#### Instructions for the task
Output all entries verbatim. Skip pictures.

#### Entries
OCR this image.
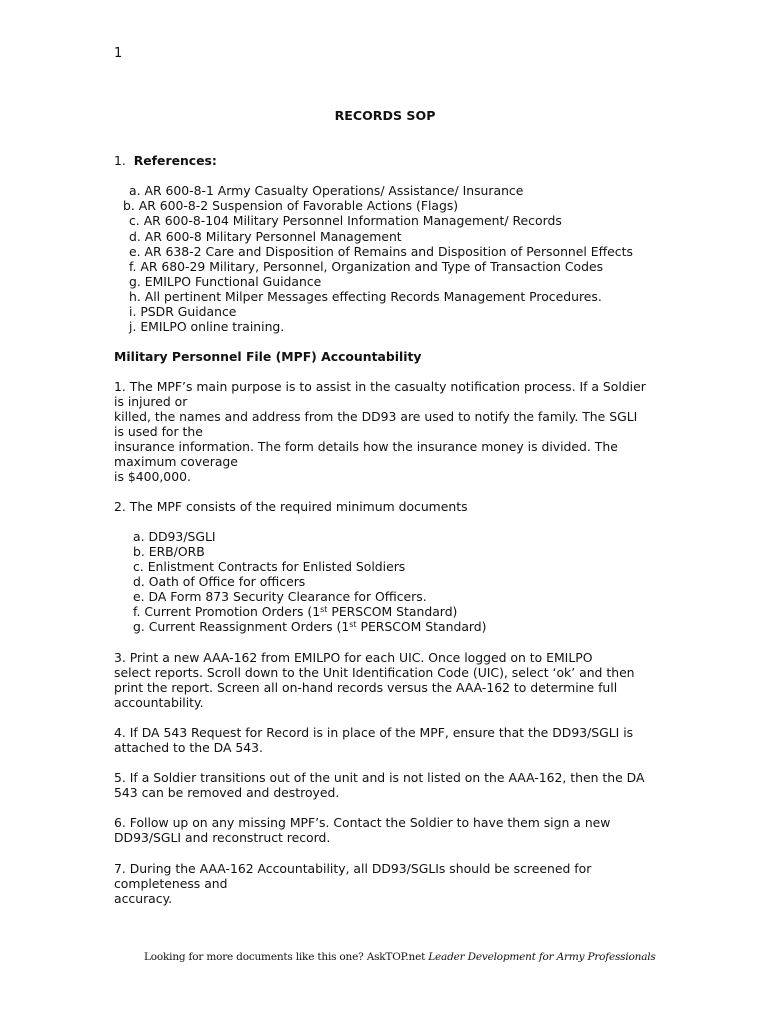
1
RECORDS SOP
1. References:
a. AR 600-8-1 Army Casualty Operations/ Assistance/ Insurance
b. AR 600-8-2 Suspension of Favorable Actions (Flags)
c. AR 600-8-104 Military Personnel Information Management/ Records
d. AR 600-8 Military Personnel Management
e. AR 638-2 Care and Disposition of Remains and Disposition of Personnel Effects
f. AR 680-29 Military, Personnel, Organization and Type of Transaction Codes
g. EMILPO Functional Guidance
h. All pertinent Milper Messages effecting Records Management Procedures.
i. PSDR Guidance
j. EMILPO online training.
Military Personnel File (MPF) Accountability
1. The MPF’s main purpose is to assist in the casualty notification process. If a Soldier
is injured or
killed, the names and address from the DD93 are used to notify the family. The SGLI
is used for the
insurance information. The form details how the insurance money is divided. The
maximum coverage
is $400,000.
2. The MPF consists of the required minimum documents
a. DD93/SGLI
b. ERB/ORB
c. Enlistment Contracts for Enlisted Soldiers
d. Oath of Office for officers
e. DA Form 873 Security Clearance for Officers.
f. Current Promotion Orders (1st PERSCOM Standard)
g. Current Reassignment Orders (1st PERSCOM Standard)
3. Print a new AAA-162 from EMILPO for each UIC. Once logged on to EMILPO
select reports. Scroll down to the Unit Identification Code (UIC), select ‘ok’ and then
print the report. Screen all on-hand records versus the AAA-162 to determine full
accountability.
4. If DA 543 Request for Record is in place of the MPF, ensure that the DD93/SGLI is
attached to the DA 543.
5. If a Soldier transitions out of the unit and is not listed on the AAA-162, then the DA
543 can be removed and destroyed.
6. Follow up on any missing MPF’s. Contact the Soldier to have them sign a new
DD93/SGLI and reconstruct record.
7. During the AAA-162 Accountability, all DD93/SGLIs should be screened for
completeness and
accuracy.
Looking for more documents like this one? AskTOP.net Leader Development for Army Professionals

#### The result
OCR this image.
1
RECORDS SOP
1. References:
a. AR 600-8-1 Army Casualty Operations/ Assistance/ Insurance
b. AR 600-8-2 Suspension of Favorable Actions (Flags)
c. AR 600-8-104 Military Personnel Information Management/ Records
d. AR 600-8 Military Personnel Management
e. AR 638-2 Care and Disposition of Remains and Disposition of Personnel Effects
f. AR 680-29 Military, Personnel, Organization and Type of Transaction Codes
g. EMILPO Functional Guidance
h. All pertinent Milper Messages effecting Records Management Procedures.
i. PSDR Guidance
j. EMILPO online training.
Military Personnel File (MPF) Accountability
1. The MPF’s main purpose is to assist in the casualty notification process. If a Soldier
is injured or
killed, the names and address from the DD93 are used to notify the family. The SGLI
is used for the
insurance information. The form details how the insurance money is divided. The
maximum coverage
is $400,000.
2. The MPF consists of the required minimum documents
a. DD93/SGLI
b. ERB/ORB
c. Enlistment Contracts for Enlisted Soldiers
d. Oath of Office for officers
e. DA Form 873 Security Clearance for Officers.
f. Current Promotion Orders (1st PERSCOM Standard)
g. Current Reassignment Orders (1st PERSCOM Standard)
3. Print a new AAA-162 from EMILPO for each UIC. Once logged on to EMILPO
select reports. Scroll down to the Unit Identification Code (UIC), select ‘ok’ and then
print the report. Screen all on-hand records versus the AAA-162 to determine full
accountability.
4. If DA 543 Request for Record is in place of the MPF, ensure that the DD93/SGLI is
attached to the DA 543.
5. If a Soldier transitions out of the unit and is not listed on the AAA-162, then the DA
543 can be removed and destroyed.
6. Follow up on any missing MPF’s. Contact the Soldier to have them sign a new
DD93/SGLI and reconstruct record.
7. During the AAA-162 Accountability, all DD93/SGLIs should be screened for
completeness and
accuracy.
Looking for more documents like this one? AskTOP.net Leader Development for Army Professionals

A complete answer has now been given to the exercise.